TASK REQUIREMENTS: Copy out every line that contains "Pages".

MATERIAL TO PROCESS:

----

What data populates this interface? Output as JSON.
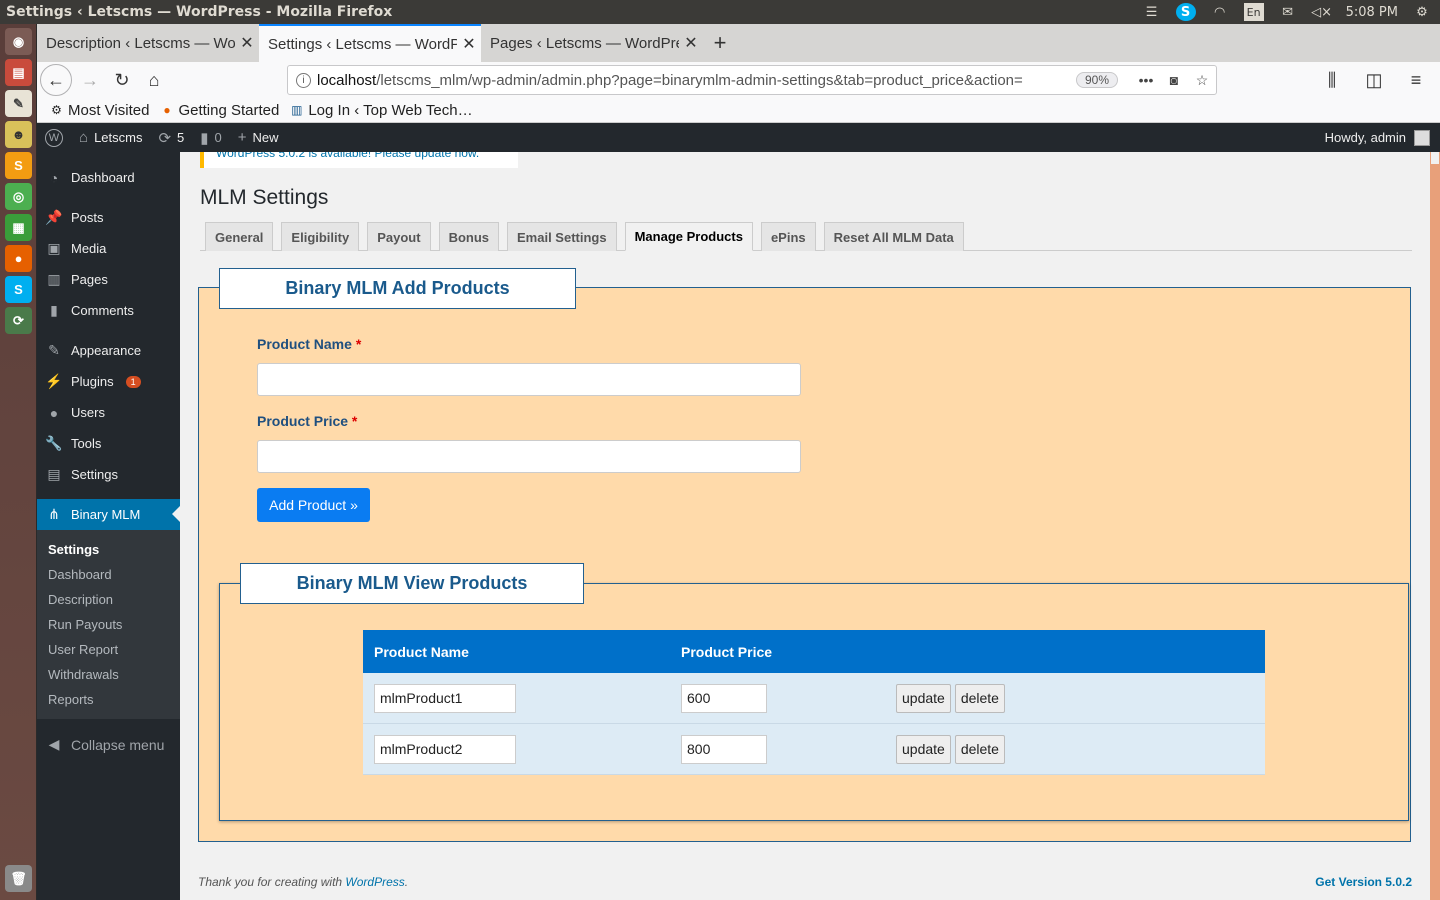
{
  "os": {
    "window_title": "Settings ‹ Letscms — WordPress - Mozilla Firefox",
    "keyboard": "En",
    "clock": "5:08 PM"
  },
  "browser": {
    "tabs": [
      {
        "label": "Description ‹ Letscms — WordPress"
      },
      {
        "label": "Settings ‹ Letscms — WordPress"
      },
      {
        "label": "Pages ‹ Letscms — WordPress"
      }
    ],
    "url_host": "localhost",
    "url_path": "/letscms_mlm/wp-admin/admin.php?page=binarymlm-admin-settings&tab=product_price&action=",
    "zoom": "90%",
    "bookmarks": [
      {
        "label": "Most Visited"
      },
      {
        "label": "Getting Started"
      },
      {
        "label": "Log In ‹ Top Web Tech…"
      }
    ]
  },
  "adminbar": {
    "site": "Letscms",
    "updates": "5",
    "comments": "0",
    "new": "New",
    "howdy": "Howdy, admin"
  },
  "menu": {
    "items": [
      {
        "label": "Dashboard"
      },
      {
        "label": "Posts"
      },
      {
        "label": "Media"
      },
      {
        "label": "Pages"
      },
      {
        "label": "Comments"
      },
      {
        "label": "Appearance"
      },
      {
        "label": "Plugins",
        "badge": "1"
      },
      {
        "label": "Users"
      },
      {
        "label": "Tools"
      },
      {
        "label": "Settings"
      },
      {
        "label": "Binary MLM"
      }
    ],
    "submenu": [
      {
        "label": "Settings"
      },
      {
        "label": "Dashboard"
      },
      {
        "label": "Description"
      },
      {
        "label": "Run Payouts"
      },
      {
        "label": "User Report"
      },
      {
        "label": "Withdrawals"
      },
      {
        "label": "Reports"
      }
    ],
    "collapse": "Collapse menu"
  },
  "main": {
    "notice": "WordPress 5.0.2 is available! Please update now.",
    "title": "MLM Settings",
    "tabs": [
      {
        "label": "General"
      },
      {
        "label": "Eligibility"
      },
      {
        "label": "Payout"
      },
      {
        "label": "Bonus"
      },
      {
        "label": "Email Settings"
      },
      {
        "label": "Manage Products"
      },
      {
        "label": "ePins"
      },
      {
        "label": "Reset All MLM Data"
      }
    ],
    "add_section": {
      "legend": "Binary MLM Add Products",
      "name_label": "Product Name",
      "price_label": "Product Price",
      "required_mark": "*",
      "button": "Add Product »"
    },
    "view_section": {
      "legend": "Binary MLM View Products",
      "columns": [
        "Product Name",
        "Product Price"
      ],
      "rows": [
        {
          "name": "mlmProduct1",
          "price": "600"
        },
        {
          "name": "mlmProduct2",
          "price": "800"
        }
      ],
      "update_label": "update",
      "delete_label": "delete"
    },
    "footer_text": "Thank you for creating with ",
    "footer_link": "WordPress",
    "footer_dot": ".",
    "version": "Get Version 5.0.2"
  },
  "colors": {
    "accent": "#0073aa",
    "panel_bg": "#ffdaaa",
    "table_header": "#0070c9"
  }
}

----

EXERCISE RESPONSE:
        "label": "Pages ‹ Letscms — WordPress"
        "label": "Pages"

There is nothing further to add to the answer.